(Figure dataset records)
------------------------------

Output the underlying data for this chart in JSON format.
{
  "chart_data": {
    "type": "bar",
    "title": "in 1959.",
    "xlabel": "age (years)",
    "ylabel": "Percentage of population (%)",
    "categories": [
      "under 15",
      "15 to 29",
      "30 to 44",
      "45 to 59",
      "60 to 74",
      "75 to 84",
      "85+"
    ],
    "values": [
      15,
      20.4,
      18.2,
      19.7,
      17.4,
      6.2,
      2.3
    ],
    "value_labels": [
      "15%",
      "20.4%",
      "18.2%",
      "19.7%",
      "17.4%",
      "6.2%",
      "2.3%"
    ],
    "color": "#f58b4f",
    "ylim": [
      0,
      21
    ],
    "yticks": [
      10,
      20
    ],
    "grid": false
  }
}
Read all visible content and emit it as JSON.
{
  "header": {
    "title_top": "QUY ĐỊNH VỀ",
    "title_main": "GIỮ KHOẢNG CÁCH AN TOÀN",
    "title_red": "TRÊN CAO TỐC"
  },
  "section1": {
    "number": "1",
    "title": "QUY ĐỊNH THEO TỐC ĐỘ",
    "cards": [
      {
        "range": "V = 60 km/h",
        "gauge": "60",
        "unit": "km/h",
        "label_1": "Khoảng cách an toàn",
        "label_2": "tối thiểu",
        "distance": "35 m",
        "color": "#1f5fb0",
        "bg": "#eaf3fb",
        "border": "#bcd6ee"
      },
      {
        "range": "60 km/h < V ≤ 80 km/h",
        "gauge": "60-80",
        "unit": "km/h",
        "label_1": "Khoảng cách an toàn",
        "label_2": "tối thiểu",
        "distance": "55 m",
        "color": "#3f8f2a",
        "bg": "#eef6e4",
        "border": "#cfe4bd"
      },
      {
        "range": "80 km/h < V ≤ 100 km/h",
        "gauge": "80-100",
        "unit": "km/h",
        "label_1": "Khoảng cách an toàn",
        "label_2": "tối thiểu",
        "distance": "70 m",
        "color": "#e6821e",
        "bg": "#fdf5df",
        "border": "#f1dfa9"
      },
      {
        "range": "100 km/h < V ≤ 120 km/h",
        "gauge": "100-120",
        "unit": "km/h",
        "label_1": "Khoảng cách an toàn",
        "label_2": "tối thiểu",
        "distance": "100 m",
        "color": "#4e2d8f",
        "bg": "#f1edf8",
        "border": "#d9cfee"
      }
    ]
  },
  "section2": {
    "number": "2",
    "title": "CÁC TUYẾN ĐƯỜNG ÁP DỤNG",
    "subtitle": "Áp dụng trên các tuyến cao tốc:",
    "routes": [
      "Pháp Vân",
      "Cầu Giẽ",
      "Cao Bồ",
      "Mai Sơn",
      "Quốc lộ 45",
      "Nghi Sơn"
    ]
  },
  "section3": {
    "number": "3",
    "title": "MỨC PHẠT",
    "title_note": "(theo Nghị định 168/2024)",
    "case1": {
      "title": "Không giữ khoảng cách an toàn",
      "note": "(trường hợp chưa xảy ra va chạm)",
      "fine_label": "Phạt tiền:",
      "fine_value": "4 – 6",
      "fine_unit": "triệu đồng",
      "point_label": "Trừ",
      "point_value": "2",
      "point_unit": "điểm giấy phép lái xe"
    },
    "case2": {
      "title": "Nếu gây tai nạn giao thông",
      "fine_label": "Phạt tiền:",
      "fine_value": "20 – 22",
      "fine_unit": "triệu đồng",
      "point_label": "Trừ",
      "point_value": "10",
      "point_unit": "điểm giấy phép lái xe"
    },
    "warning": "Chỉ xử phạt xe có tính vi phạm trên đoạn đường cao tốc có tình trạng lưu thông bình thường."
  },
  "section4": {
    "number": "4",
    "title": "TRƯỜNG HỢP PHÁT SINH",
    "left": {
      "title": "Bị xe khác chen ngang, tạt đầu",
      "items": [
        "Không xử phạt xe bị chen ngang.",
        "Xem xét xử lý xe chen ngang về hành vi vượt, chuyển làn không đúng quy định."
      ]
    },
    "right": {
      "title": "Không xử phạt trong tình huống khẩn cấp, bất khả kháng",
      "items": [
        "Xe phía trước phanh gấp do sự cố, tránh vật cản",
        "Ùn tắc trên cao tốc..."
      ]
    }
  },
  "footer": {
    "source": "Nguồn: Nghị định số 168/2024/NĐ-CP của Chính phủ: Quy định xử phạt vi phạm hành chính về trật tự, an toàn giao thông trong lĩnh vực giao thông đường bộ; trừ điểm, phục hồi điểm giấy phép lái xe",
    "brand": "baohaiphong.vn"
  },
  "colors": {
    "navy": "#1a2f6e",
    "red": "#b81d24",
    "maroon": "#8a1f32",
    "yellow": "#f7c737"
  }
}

------------------------------

» **WHAT TO PRODUCE**
For each line of the listing that holds the word "phạm", show that line.

» **WORKED SOLUTION**
    "warning": "Chỉ xử phạt xe có tính vi phạm trên đoạn đường cao tốc có tình trạng lưu thông bình thường."
    "source": "Nguồn: Nghị định số 168/2024/NĐ-CP của Chính phủ: Quy định xử phạt vi phạm hành chính về trật tự, an toàn giao thông trong lĩnh vực giao thông đường bộ; trừ điểm, phục hồi điểm giấy phép lái xe",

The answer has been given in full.